# Exercise brief
In the records that follow, locate every line with "signal" and extract it.

Items from a figure collection
+++++

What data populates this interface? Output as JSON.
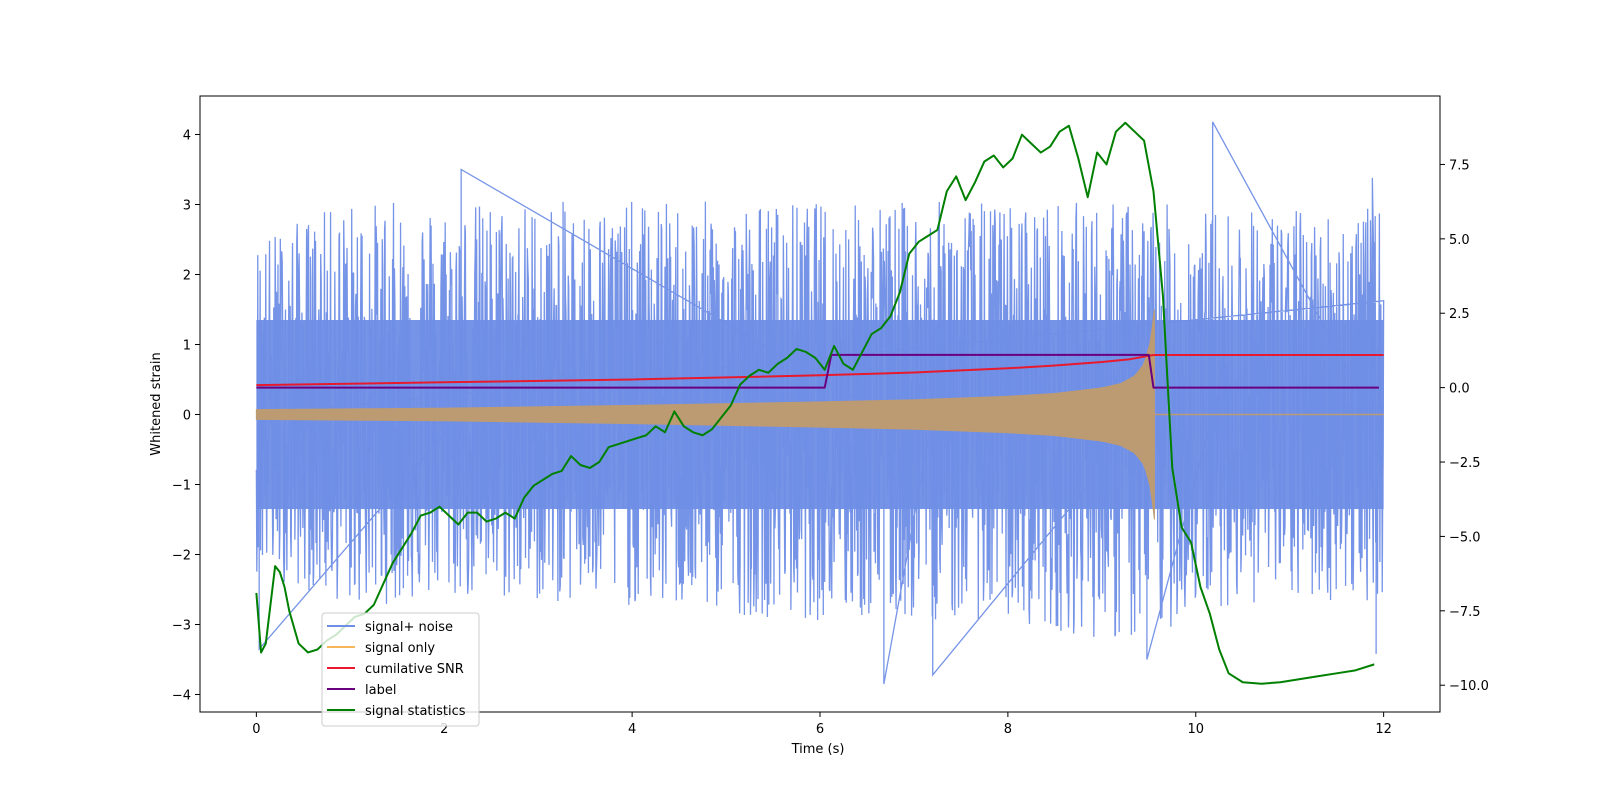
{
  "chart_data": {
    "type": "line",
    "xlabel": "Time (s)",
    "ylabel": "Whitened strain",
    "xlim": [
      -0.6,
      12.6
    ],
    "ylim": [
      -4.25,
      4.55
    ],
    "y2lim": [
      -10.9,
      9.8
    ],
    "grid": false,
    "legend_position": "lower-left",
    "x_ticks": [
      0,
      2,
      4,
      6,
      8,
      10,
      12
    ],
    "x_tick_labels": [
      "0",
      "2",
      "4",
      "6",
      "8",
      "10",
      "12"
    ],
    "y_ticks": [
      -4,
      -3,
      -2,
      -1,
      0,
      1,
      2,
      3,
      4
    ],
    "y_tick_labels": [
      "−4",
      "−3",
      "−2",
      "−1",
      "0",
      "1",
      "2",
      "3",
      "4"
    ],
    "y2_ticks": [
      -10,
      -7.5,
      -5,
      -2.5,
      0,
      2.5,
      5,
      7.5
    ],
    "y2_tick_labels": [
      "−10.0",
      "−7.5",
      "−5.0",
      "−2.5",
      "0.0",
      "2.5",
      "5.0",
      "7.5"
    ],
    "series": [
      {
        "name": "signal+ noise",
        "color": "#6f8ee6",
        "axis": "left",
        "description_kind": "noise",
        "x_range": [
          0,
          12
        ],
        "envelope": [
          {
            "x": 0,
            "low": -2.1,
            "high": 2.4
          },
          {
            "x": 1,
            "low": -2.6,
            "high": 2.9
          },
          {
            "x": 2,
            "low": -2.5,
            "high": 2.9
          },
          {
            "x": 4,
            "low": -2.6,
            "high": 2.9
          },
          {
            "x": 6,
            "low": -2.8,
            "high": 2.9
          },
          {
            "x": 8,
            "low": -2.8,
            "high": 2.9
          },
          {
            "x": 9.5,
            "low": -3.2,
            "high": 2.9
          },
          {
            "x": 10,
            "low": -2.6,
            "high": 2.8
          },
          {
            "x": 12,
            "low": -2.5,
            "high": 2.8
          }
        ],
        "spikes": [
          {
            "x": 0.03,
            "y": -3.35
          },
          {
            "x": 2.18,
            "y": 3.5
          },
          {
            "x": 6.68,
            "y": -3.85
          },
          {
            "x": 7.2,
            "y": -3.72
          },
          {
            "x": 9.48,
            "y": -3.5
          },
          {
            "x": 10.18,
            "y": 4.18
          },
          {
            "x": 11.88,
            "y": 3.38
          },
          {
            "x": 11.92,
            "y": -3.42
          }
        ]
      },
      {
        "name": "signal only",
        "color": "#f5b75a",
        "axis": "left",
        "x": [
          0,
          2,
          4,
          6,
          7,
          8,
          8.5,
          9,
          9.2,
          9.35,
          9.45,
          9.52,
          9.56
        ],
        "amplitude": [
          0.07,
          0.09,
          0.13,
          0.18,
          0.21,
          0.26,
          0.3,
          0.38,
          0.44,
          0.55,
          0.72,
          1.05,
          1.5
        ]
      },
      {
        "name": "cumilative SNR",
        "color": "#e8192c",
        "axis": "left",
        "x": [
          0,
          2,
          4,
          6,
          7,
          8,
          8.5,
          9,
          9.3,
          9.5,
          9.55,
          12
        ],
        "values": [
          0.42,
          0.46,
          0.5,
          0.56,
          0.6,
          0.66,
          0.7,
          0.75,
          0.79,
          0.84,
          0.85,
          0.85
        ]
      },
      {
        "name": "label",
        "color": "#6a0080",
        "axis": "right",
        "x": [
          0,
          6.05,
          6.12,
          9.5,
          9.55,
          11.95
        ],
        "values": [
          0.0,
          0.0,
          1.1,
          1.1,
          0.0,
          0.0
        ]
      },
      {
        "name": "signal statistics",
        "color": "#008000",
        "axis": "right",
        "x": [
          0,
          0.05,
          0.1,
          0.2,
          0.25,
          0.3,
          0.35,
          0.45,
          0.55,
          0.65,
          0.75,
          0.85,
          0.95,
          1.05,
          1.15,
          1.25,
          1.35,
          1.45,
          1.55,
          1.65,
          1.75,
          1.85,
          1.95,
          2.05,
          2.15,
          2.25,
          2.35,
          2.45,
          2.55,
          2.65,
          2.75,
          2.85,
          2.95,
          3.05,
          3.15,
          3.25,
          3.35,
          3.45,
          3.55,
          3.65,
          3.75,
          3.85,
          3.95,
          4.05,
          4.15,
          4.25,
          4.35,
          4.45,
          4.55,
          4.65,
          4.75,
          4.85,
          4.95,
          5.05,
          5.15,
          5.25,
          5.35,
          5.45,
          5.55,
          5.65,
          5.75,
          5.85,
          5.95,
          6.05,
          6.15,
          6.25,
          6.35,
          6.45,
          6.55,
          6.65,
          6.75,
          6.85,
          6.95,
          7.05,
          7.15,
          7.25,
          7.35,
          7.45,
          7.55,
          7.65,
          7.75,
          7.85,
          7.95,
          8.05,
          8.15,
          8.25,
          8.35,
          8.45,
          8.55,
          8.65,
          8.75,
          8.85,
          8.95,
          9.05,
          9.15,
          9.25,
          9.35,
          9.45,
          9.55,
          9.65,
          9.75,
          9.85,
          9.95,
          10.05,
          10.15,
          10.25,
          10.35,
          10.5,
          10.7,
          10.9,
          11.1,
          11.3,
          11.5,
          11.7,
          11.9
        ],
        "values": [
          -6.9,
          -8.9,
          -8.6,
          -6.0,
          -6.2,
          -6.7,
          -7.5,
          -8.6,
          -8.9,
          -8.8,
          -8.5,
          -8.3,
          -8.0,
          -7.7,
          -7.6,
          -7.3,
          -6.6,
          -5.9,
          -5.4,
          -4.9,
          -4.3,
          -4.2,
          -4.0,
          -4.3,
          -4.6,
          -4.2,
          -4.2,
          -4.5,
          -4.4,
          -4.2,
          -4.4,
          -3.7,
          -3.3,
          -3.1,
          -2.9,
          -2.8,
          -2.3,
          -2.6,
          -2.7,
          -2.5,
          -2.0,
          -1.9,
          -1.8,
          -1.7,
          -1.6,
          -1.3,
          -1.5,
          -0.8,
          -1.3,
          -1.5,
          -1.6,
          -1.4,
          -1.0,
          -0.6,
          0.1,
          0.4,
          0.6,
          0.5,
          0.8,
          1.0,
          1.3,
          1.2,
          1.0,
          0.6,
          1.4,
          0.8,
          0.6,
          1.2,
          1.8,
          2.0,
          2.4,
          3.2,
          4.5,
          4.9,
          5.1,
          5.3,
          6.6,
          7.1,
          6.3,
          6.9,
          7.6,
          7.8,
          7.4,
          7.7,
          8.5,
          8.2,
          7.9,
          8.1,
          8.6,
          8.8,
          7.7,
          6.4,
          7.9,
          7.5,
          8.6,
          8.9,
          8.6,
          8.3,
          6.6,
          3.1,
          -2.7,
          -4.7,
          -5.2,
          -6.7,
          -7.6,
          -8.8,
          -9.6,
          -9.9,
          -9.95,
          -9.9,
          -9.8,
          -9.7,
          -9.6,
          -9.5,
          -9.3
        ]
      }
    ]
  }
}
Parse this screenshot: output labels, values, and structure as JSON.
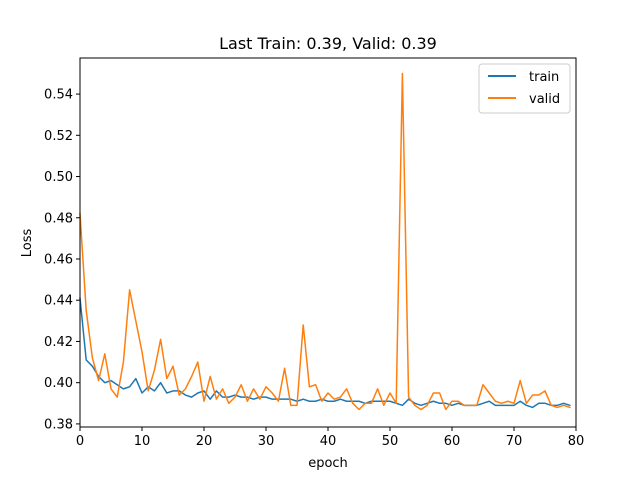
{
  "chart_data": {
    "type": "line",
    "title": "Last Train: 0.39, Valid: 0.39",
    "xlabel": "epoch",
    "ylabel": "Loss",
    "xlim": [
      0,
      80
    ],
    "ylim": [
      0.3785,
      0.5575
    ],
    "x_ticks": [
      0,
      10,
      20,
      30,
      40,
      50,
      60,
      70,
      80
    ],
    "y_ticks": [
      0.38,
      0.4,
      0.42,
      0.44,
      0.46,
      0.48,
      0.5,
      0.52,
      0.54
    ],
    "grid": false,
    "legend_position": "upper right",
    "series": [
      {
        "name": "train",
        "color": "#1f77b4",
        "x": [
          0,
          1,
          2,
          3,
          4,
          5,
          6,
          7,
          8,
          9,
          10,
          11,
          12,
          13,
          14,
          15,
          16,
          17,
          18,
          19,
          20,
          21,
          22,
          23,
          24,
          25,
          26,
          27,
          28,
          29,
          30,
          31,
          32,
          33,
          34,
          35,
          36,
          37,
          38,
          39,
          40,
          41,
          42,
          43,
          44,
          45,
          46,
          47,
          48,
          49,
          50,
          51,
          52,
          53,
          54,
          55,
          56,
          57,
          58,
          59,
          60,
          61,
          62,
          63,
          64,
          65,
          66,
          67,
          68,
          69,
          70,
          71,
          72,
          73,
          74,
          75,
          76,
          77,
          78,
          79
        ],
        "values": [
          0.441,
          0.411,
          0.408,
          0.403,
          0.4,
          0.401,
          0.399,
          0.397,
          0.398,
          0.402,
          0.395,
          0.398,
          0.396,
          0.4,
          0.395,
          0.396,
          0.396,
          0.394,
          0.393,
          0.395,
          0.396,
          0.392,
          0.396,
          0.393,
          0.393,
          0.394,
          0.393,
          0.393,
          0.392,
          0.393,
          0.393,
          0.392,
          0.392,
          0.392,
          0.392,
          0.391,
          0.392,
          0.391,
          0.391,
          0.392,
          0.391,
          0.391,
          0.392,
          0.391,
          0.391,
          0.391,
          0.39,
          0.391,
          0.391,
          0.391,
          0.391,
          0.39,
          0.389,
          0.392,
          0.39,
          0.389,
          0.39,
          0.391,
          0.39,
          0.39,
          0.389,
          0.39,
          0.389,
          0.389,
          0.389,
          0.39,
          0.391,
          0.389,
          0.389,
          0.389,
          0.389,
          0.391,
          0.389,
          0.388,
          0.39,
          0.39,
          0.389,
          0.389,
          0.39,
          0.389
        ]
      },
      {
        "name": "valid",
        "color": "#ff7f0e",
        "x": [
          0,
          1,
          2,
          3,
          4,
          5,
          6,
          7,
          8,
          9,
          10,
          11,
          12,
          13,
          14,
          15,
          16,
          17,
          18,
          19,
          20,
          21,
          22,
          23,
          24,
          25,
          26,
          27,
          28,
          29,
          30,
          31,
          32,
          33,
          34,
          35,
          36,
          37,
          38,
          39,
          40,
          41,
          42,
          43,
          44,
          45,
          46,
          47,
          48,
          49,
          50,
          51,
          52,
          53,
          54,
          55,
          56,
          57,
          58,
          59,
          60,
          61,
          62,
          63,
          64,
          65,
          66,
          67,
          68,
          69,
          70,
          71,
          72,
          73,
          74,
          75,
          76,
          77,
          78,
          79
        ],
        "values": [
          0.482,
          0.435,
          0.412,
          0.401,
          0.414,
          0.397,
          0.393,
          0.41,
          0.445,
          0.43,
          0.415,
          0.396,
          0.406,
          0.421,
          0.402,
          0.408,
          0.394,
          0.397,
          0.403,
          0.41,
          0.391,
          0.403,
          0.392,
          0.397,
          0.39,
          0.393,
          0.399,
          0.391,
          0.397,
          0.392,
          0.398,
          0.395,
          0.391,
          0.407,
          0.389,
          0.389,
          0.428,
          0.398,
          0.399,
          0.391,
          0.395,
          0.392,
          0.393,
          0.397,
          0.39,
          0.387,
          0.39,
          0.39,
          0.397,
          0.389,
          0.395,
          0.39,
          0.55,
          0.393,
          0.389,
          0.387,
          0.389,
          0.395,
          0.395,
          0.387,
          0.391,
          0.391,
          0.389,
          0.389,
          0.389,
          0.399,
          0.395,
          0.391,
          0.39,
          0.391,
          0.39,
          0.401,
          0.39,
          0.394,
          0.394,
          0.396,
          0.389,
          0.388,
          0.389,
          0.388
        ]
      }
    ]
  }
}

+++++

# Worked solution
        "name": "signal+ noise",
        "name": "signal only",
        "name": "signal statistics",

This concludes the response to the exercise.